▶ [EXCERPT]
····················
# MTB wheels



## Nearly there (23 Aug 2012)

I need a wheelset for my hardtail which has v brakes but looking around they all seem to say disc brake compatible so will these fit a v brake bike or can you get standard v brake wheels ?looking at spending sub £200 these wheels will be used mainly on the road during autumn winter when its too wet for the road bike.


----------



## MontyVeda (23 Aug 2012)

yes you can still get v, or 'rim' brake wheels.
no, disk brake wheels aren't usually compatible as they have no braking surface, and they are not designed to be squeezed by a brake.

it's annoying though, the way MTB wheels are being standardised towards the disk... I'm struggling to find a set of 'rim' brake wheels built on a 7 speed hub.


----------



## Nearly there (23 Aug 2012)

MontyVeda said:


> I'm struggling to find a set of 'rim' brake wheels built on a 7 speed hub.


thats what I need too


----------



## RecordAceFromNew (23 Aug 2012)
····················
▶ [ENTRIES SHOWN]
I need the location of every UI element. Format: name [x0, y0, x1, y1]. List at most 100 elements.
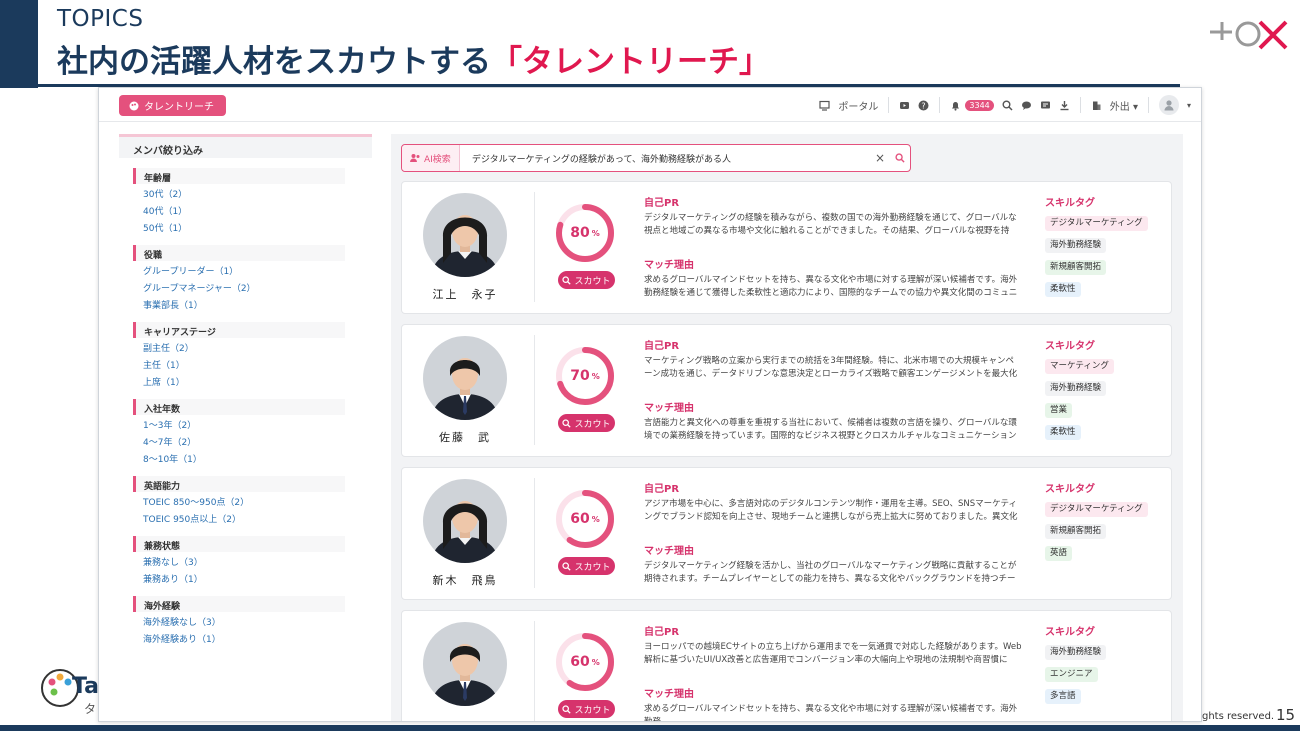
search-icon[interactable] [1002, 100, 1013, 111]
filter-option[interactable]: 海外経験なし（3） [133, 612, 345, 629]
users-icon [410, 154, 420, 162]
candidate-card[interactable]: 佐藤 武 70% スカウト 自己PR マーケティング戦略の立案から実行までの統括を3年間… [401, 324, 1172, 457]
filter-group-title: 役職 [133, 245, 345, 261]
chevron-down-icon[interactable]: ▾ [1187, 101, 1191, 110]
scout-button[interactable]: スカウト [558, 414, 615, 432]
filter-option[interactable]: グループリーダー（1） [133, 261, 345, 278]
scout-label: スカウト [574, 705, 611, 716]
filter-group: 海外経験 海外経験なし（3） 海外経験あり（1） [133, 596, 345, 646]
match-score: 80% [554, 202, 616, 264]
search-person-icon [562, 704, 572, 714]
status-label: 外出 [1109, 101, 1130, 113]
skill-tag[interactable]: デジタルマーケティング [1045, 216, 1148, 231]
brand-button[interactable]: タレントリーチ [119, 95, 226, 116]
filter-option[interactable]: 1〜3年（2） [133, 415, 345, 432]
candidate-card[interactable]: 60% スカウト 自己PR ヨーロッパでの越境ECサイトの立ち上げから運用までを一気通… [401, 610, 1172, 721]
match-reason-label: マッチ理由 [644, 546, 694, 557]
ai-search-tag[interactable]: AI検索 [402, 145, 460, 171]
filter-groups: 年齢層 30代（2） 40代（1） 50代（1） 役職 グループリーダー（1） グループマネ… [119, 168, 372, 646]
filter-group-title: 英語能力 [133, 476, 345, 492]
filter-sidebar: メンバ絞り込み 年齢層 30代（2） 40代（1） 50代（1） 役職 グループリーダー（… [119, 134, 372, 719]
filter-option[interactable]: グループマネージャー（2） [133, 278, 345, 295]
video-icon[interactable] [899, 100, 910, 111]
search-submit-icon[interactable] [890, 153, 910, 163]
skill-tag[interactable]: 新規顧客開拓 [1045, 260, 1107, 275]
filter-option[interactable]: 50代（1） [133, 218, 345, 235]
match-reason-text: 求めるグローバルマインドセットを持ち、異なる文化や市場に対する理解が深い候補者で… [644, 275, 1018, 298]
candidate-name: 佐藤 武 [439, 431, 491, 444]
filter-option[interactable]: 上席（1） [133, 372, 345, 389]
scout-label: スカウト [574, 419, 611, 430]
notification-badge[interactable]: 3344 [965, 99, 994, 111]
status-dropdown[interactable]: 外出 ▾ [1110, 98, 1138, 113]
skill-tag[interactable]: デジタルマーケティング [1045, 502, 1148, 517]
filter-option[interactable]: 兼務なし（3） [133, 552, 345, 569]
filter-group: 年齢層 30代（2） 40代（1） 50代（1） [133, 168, 345, 235]
match-reason-text: デジタルマーケティング経験を活かし、当社のグローバルなマーケティング戦略に貢献す… [644, 561, 1017, 584]
skill-tag[interactable]: 営業 [1045, 403, 1073, 418]
filter-option[interactable]: 30代（2） [133, 184, 345, 201]
user-avatar[interactable] [1158, 95, 1179, 115]
candidate-card[interactable]: 江上 永子 80% スカウト 自己PR デジタルマーケティングの経験を積みながら、複数の… [401, 181, 1172, 314]
filter-option[interactable]: 事業部長（1） [133, 295, 345, 312]
filter-group: 兼務状態 兼務なし（3） 兼務あり（1） [133, 536, 345, 586]
ai-search-bar[interactable]: AI検索 デジタルマーケティングの経験があって、海外勤務経験がある人 × [401, 144, 911, 172]
skill-tag[interactable]: 新規顧客開拓 [1045, 524, 1107, 539]
filter-option[interactable]: 海外経験あり（1） [133, 629, 345, 646]
slide-title: 社内の活躍人材をスカウトする「タレントリーチ」 [57, 36, 770, 81]
percent-sign: % [591, 514, 600, 524]
skill-tag[interactable]: 海外勤務経験 [1045, 238, 1107, 253]
filter-option[interactable]: 8〜10年（1） [133, 449, 345, 466]
pr-label: 自己PR [644, 484, 680, 495]
pr-label: 自己PR [644, 341, 680, 352]
skill-tag[interactable]: 柔軟性 [1045, 282, 1081, 297]
building-icon [1092, 101, 1101, 110]
search-input[interactable]: デジタルマーケティングの経験があって、海外勤務経験がある人 [460, 152, 870, 165]
main-content: AI検索 デジタルマーケティングの経験があって、海外勤務経験がある人 × 江上 … [391, 134, 1183, 721]
match-reason-label: マッチ理由 [644, 689, 694, 700]
skill-tags-label: スキルタグ [1045, 341, 1095, 352]
message-icon[interactable] [1040, 100, 1051, 111]
bell-icon[interactable] [950, 100, 961, 111]
help-icon[interactable]: ? [918, 100, 929, 111]
bottom-bar [0, 725, 1300, 731]
skill-tag[interactable]: 英語 [1045, 546, 1073, 561]
nav-divider [1147, 97, 1149, 113]
filter-option[interactable]: 副主任（2） [133, 338, 345, 355]
filter-option[interactable]: 兼務あり（1） [133, 569, 345, 586]
download-icon[interactable] [1059, 100, 1070, 111]
percent-sign: % [591, 657, 600, 667]
card-divider [534, 478, 535, 588]
scout-button[interactable]: スカウト [558, 557, 615, 575]
filter-option[interactable]: 4〜7年（2） [133, 432, 345, 449]
pr-label: 自己PR [644, 627, 680, 638]
filter-option[interactable]: TOEIC 950点以上（2） [133, 509, 345, 526]
slide: TOPICS 社内の活躍人材をスカウトする「タレントリーチ」 Tal タ タレン… [0, 0, 1300, 731]
scout-button[interactable]: スカウト [558, 700, 615, 718]
chat-icon[interactable] [1021, 100, 1032, 111]
candidate-photo [423, 622, 507, 706]
match-score: 60% [554, 488, 616, 550]
filter-group: 入社年数 1〜3年（2） 4〜7年（2） 8〜10年（1） [133, 399, 345, 466]
nav-divider [939, 97, 941, 113]
skill-tag[interactable]: 海外勤務経験 [1045, 381, 1107, 396]
slide-title-main: 社内の活躍人材をスカウトする [57, 44, 491, 80]
skill-tag[interactable]: マーケティング [1045, 359, 1114, 374]
skill-tag[interactable]: 柔軟性 [1045, 425, 1081, 440]
app-topbar: タレントリーチ ポータル ? 3344 外出 ▾ ▾ [99, 88, 1201, 122]
filter-option[interactable]: 40代（1） [133, 201, 345, 218]
portal-icon [819, 100, 831, 111]
clear-icon[interactable]: × [870, 151, 890, 165]
skill-tag[interactable]: エンジニア [1045, 667, 1098, 682]
skill-tag[interactable]: 多言語 [1045, 689, 1081, 704]
search-person-icon [562, 418, 572, 428]
filter-group-title: 兼務状態 [133, 536, 345, 552]
filter-group-title: 入社年数 [133, 399, 345, 415]
filter-option[interactable]: 主任（1） [133, 355, 345, 372]
candidate-card[interactable]: 新木 飛鳥 60% スカウト 自己PR アジア市場を中心に、多言語対応のデジタルコンテン… [401, 467, 1172, 600]
card-divider [534, 335, 535, 445]
portal-link[interactable]: ポータル [838, 98, 878, 113]
skill-tag[interactable]: 海外勤務経験 [1045, 645, 1107, 660]
filter-option[interactable]: TOEIC 850〜950点（2） [133, 492, 345, 509]
scout-button[interactable]: スカウト [558, 271, 615, 289]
····················
▶ [WHAT IS BEING ASKED] In the MTB wheels thread, why does MontyVeda say disc brake wheels usually won't work with V brakes? Please answer in one sentence.

▶ [OUTPUT FOR THIS TASK] They have no braking surface and are not designed to be squeezed by a brake.